## Work to be completed
Look for the string "quand" and copy every line that has it.

## Input records
* BEGIN *

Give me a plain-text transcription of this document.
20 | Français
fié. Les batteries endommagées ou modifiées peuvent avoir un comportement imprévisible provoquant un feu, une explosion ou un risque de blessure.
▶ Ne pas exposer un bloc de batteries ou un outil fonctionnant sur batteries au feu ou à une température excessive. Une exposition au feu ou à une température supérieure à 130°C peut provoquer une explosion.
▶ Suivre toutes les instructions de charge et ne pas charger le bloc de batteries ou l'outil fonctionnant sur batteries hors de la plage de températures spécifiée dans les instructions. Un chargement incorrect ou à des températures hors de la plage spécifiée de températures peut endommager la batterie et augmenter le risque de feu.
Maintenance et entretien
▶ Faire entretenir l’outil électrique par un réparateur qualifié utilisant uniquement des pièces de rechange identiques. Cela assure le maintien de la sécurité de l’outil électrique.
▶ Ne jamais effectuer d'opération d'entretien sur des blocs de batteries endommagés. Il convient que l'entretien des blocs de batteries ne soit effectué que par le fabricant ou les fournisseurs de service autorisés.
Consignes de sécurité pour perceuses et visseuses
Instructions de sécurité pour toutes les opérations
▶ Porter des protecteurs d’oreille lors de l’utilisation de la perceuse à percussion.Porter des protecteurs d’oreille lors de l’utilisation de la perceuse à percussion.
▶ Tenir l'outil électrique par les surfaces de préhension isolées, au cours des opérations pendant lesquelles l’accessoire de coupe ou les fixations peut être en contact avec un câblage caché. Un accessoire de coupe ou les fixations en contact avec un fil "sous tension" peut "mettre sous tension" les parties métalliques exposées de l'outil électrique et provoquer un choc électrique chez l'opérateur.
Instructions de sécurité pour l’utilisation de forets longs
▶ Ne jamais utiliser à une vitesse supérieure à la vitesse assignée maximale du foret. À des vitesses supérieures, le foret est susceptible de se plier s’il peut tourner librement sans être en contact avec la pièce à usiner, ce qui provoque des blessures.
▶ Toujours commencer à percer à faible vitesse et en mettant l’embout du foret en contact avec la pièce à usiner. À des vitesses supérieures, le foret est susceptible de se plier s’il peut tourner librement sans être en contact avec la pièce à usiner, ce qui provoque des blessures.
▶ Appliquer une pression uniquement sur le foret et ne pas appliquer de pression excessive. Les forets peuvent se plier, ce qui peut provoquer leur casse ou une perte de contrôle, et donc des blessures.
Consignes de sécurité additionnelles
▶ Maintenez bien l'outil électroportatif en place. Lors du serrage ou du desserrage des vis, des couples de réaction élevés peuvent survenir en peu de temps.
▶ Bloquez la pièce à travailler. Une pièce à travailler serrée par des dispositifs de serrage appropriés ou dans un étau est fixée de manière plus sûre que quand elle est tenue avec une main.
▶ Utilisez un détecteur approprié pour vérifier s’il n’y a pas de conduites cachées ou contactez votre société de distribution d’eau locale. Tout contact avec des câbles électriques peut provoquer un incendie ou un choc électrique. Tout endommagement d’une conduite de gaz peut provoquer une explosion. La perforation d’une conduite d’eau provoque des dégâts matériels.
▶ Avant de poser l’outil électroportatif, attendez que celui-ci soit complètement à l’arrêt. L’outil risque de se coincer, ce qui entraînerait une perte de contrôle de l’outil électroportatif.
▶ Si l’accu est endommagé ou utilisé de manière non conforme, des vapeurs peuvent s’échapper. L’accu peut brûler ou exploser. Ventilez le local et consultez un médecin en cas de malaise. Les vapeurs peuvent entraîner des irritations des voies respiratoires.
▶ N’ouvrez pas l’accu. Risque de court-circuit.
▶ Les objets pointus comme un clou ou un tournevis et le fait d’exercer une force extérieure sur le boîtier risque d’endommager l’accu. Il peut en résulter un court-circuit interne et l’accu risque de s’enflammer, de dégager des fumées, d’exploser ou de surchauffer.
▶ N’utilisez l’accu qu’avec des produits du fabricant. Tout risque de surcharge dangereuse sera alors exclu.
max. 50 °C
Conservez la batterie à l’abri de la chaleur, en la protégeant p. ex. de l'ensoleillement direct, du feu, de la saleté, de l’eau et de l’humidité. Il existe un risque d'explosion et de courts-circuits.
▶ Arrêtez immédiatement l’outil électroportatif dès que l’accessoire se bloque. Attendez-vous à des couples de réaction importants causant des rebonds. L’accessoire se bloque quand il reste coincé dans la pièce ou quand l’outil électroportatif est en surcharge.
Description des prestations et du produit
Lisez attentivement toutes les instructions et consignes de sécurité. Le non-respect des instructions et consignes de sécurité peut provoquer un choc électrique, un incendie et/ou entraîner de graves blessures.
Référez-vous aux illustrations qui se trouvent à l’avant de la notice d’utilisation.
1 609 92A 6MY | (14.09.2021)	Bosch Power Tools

* END *

## Task solution
▶ Bloquez la pièce à travailler. Une pièce à travailler serrée par des dispositifs de serrage appropriés ou dans un étau est fixée de manière plus sûre que quand elle est tenue avec une main.
▶ Arrêtez immédiatement l’outil électroportatif dès que l’accessoire se bloque. Attendez-vous à des couples de réaction importants causant des rebonds. L’accessoire se bloque quand il reste coincé dans la pièce ou quand l’outil électroportatif est en surcharge.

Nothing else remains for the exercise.